Each line of the listing that contains the word "Cajams" is to be copied.

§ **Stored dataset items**
+===+
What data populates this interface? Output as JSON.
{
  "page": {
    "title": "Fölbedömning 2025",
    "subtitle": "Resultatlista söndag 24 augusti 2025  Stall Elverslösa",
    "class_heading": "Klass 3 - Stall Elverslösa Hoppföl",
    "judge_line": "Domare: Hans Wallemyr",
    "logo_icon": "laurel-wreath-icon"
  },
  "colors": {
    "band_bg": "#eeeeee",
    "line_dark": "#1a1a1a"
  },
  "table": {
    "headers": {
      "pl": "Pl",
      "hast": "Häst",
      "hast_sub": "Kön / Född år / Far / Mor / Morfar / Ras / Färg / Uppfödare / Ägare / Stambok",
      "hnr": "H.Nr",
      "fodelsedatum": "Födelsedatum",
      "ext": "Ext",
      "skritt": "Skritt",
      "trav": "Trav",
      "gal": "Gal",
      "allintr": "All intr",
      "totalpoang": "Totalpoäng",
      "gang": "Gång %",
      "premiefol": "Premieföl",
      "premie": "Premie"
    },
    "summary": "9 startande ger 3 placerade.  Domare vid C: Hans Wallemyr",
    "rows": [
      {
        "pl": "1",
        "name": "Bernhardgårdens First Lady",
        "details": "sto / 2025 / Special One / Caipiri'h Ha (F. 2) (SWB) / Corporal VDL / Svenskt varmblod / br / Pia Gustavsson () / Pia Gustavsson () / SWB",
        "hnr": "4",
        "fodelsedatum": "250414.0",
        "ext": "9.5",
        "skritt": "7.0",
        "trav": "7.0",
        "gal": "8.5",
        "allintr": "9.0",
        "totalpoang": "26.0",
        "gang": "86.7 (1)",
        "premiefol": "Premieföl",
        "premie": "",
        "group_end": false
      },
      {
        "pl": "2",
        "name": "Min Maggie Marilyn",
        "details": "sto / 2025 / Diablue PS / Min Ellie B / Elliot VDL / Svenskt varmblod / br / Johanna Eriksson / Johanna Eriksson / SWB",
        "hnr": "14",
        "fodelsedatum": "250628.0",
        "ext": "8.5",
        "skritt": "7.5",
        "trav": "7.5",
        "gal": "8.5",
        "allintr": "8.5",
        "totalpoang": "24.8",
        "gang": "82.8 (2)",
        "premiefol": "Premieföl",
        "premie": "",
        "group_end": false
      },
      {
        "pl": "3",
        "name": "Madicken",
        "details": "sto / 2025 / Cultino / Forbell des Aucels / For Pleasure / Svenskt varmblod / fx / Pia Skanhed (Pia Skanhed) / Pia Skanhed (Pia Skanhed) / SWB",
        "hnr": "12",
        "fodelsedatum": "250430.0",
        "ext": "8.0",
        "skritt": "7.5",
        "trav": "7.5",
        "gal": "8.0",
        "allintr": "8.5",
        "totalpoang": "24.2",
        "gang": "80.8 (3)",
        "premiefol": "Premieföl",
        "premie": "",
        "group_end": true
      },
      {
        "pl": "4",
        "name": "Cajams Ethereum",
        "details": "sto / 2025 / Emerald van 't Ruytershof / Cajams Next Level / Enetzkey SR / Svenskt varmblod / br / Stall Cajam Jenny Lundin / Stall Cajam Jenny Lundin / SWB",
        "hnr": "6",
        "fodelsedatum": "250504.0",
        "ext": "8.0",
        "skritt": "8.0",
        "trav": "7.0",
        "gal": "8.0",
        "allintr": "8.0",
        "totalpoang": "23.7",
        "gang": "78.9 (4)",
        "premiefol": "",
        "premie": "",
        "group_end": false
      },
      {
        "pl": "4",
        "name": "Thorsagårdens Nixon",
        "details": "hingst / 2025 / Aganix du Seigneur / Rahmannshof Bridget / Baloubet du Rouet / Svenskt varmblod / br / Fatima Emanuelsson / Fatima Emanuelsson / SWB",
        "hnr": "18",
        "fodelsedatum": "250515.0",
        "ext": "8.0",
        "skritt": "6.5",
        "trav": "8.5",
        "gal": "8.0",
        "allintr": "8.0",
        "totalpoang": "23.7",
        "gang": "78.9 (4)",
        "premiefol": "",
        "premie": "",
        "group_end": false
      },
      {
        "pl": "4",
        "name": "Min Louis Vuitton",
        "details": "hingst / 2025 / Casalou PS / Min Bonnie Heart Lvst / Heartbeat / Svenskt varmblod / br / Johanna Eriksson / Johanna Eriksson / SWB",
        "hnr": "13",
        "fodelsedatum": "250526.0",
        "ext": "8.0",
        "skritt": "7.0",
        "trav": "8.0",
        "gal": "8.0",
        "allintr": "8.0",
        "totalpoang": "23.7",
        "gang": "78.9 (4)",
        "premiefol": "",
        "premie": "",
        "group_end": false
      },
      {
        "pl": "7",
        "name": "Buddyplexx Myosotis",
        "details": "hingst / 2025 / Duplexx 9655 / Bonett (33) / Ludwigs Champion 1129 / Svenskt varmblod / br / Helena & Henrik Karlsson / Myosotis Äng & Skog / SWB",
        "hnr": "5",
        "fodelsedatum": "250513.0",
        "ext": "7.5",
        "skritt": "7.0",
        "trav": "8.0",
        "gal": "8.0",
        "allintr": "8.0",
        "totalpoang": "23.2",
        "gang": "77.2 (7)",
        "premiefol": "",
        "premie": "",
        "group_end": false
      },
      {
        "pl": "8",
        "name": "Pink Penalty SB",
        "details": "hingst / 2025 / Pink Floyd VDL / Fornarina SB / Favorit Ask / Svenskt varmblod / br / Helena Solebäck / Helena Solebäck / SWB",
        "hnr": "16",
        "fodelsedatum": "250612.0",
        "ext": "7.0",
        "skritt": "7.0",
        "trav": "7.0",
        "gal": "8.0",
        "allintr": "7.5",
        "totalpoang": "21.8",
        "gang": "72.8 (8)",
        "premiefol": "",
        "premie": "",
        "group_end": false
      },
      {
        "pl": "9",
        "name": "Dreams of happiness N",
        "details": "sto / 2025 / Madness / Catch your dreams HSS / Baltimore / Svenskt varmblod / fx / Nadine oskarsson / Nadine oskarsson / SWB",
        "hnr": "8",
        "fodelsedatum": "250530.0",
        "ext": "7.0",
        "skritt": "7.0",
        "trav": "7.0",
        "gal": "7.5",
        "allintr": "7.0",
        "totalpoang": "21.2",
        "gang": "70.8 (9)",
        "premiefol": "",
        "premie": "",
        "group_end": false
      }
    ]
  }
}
+===+
§ **SOLVED PROBLEM**
        "name": "Cajams Ethereum",
        "details": "sto / 2025 / Emerald van 't Ruytershof / Cajams Next Level / Enetzkey SR / Svenskt varmblod / br / Stall Cajam Jenny Lundin / Stall Cajam Jenny Lundin / SWB",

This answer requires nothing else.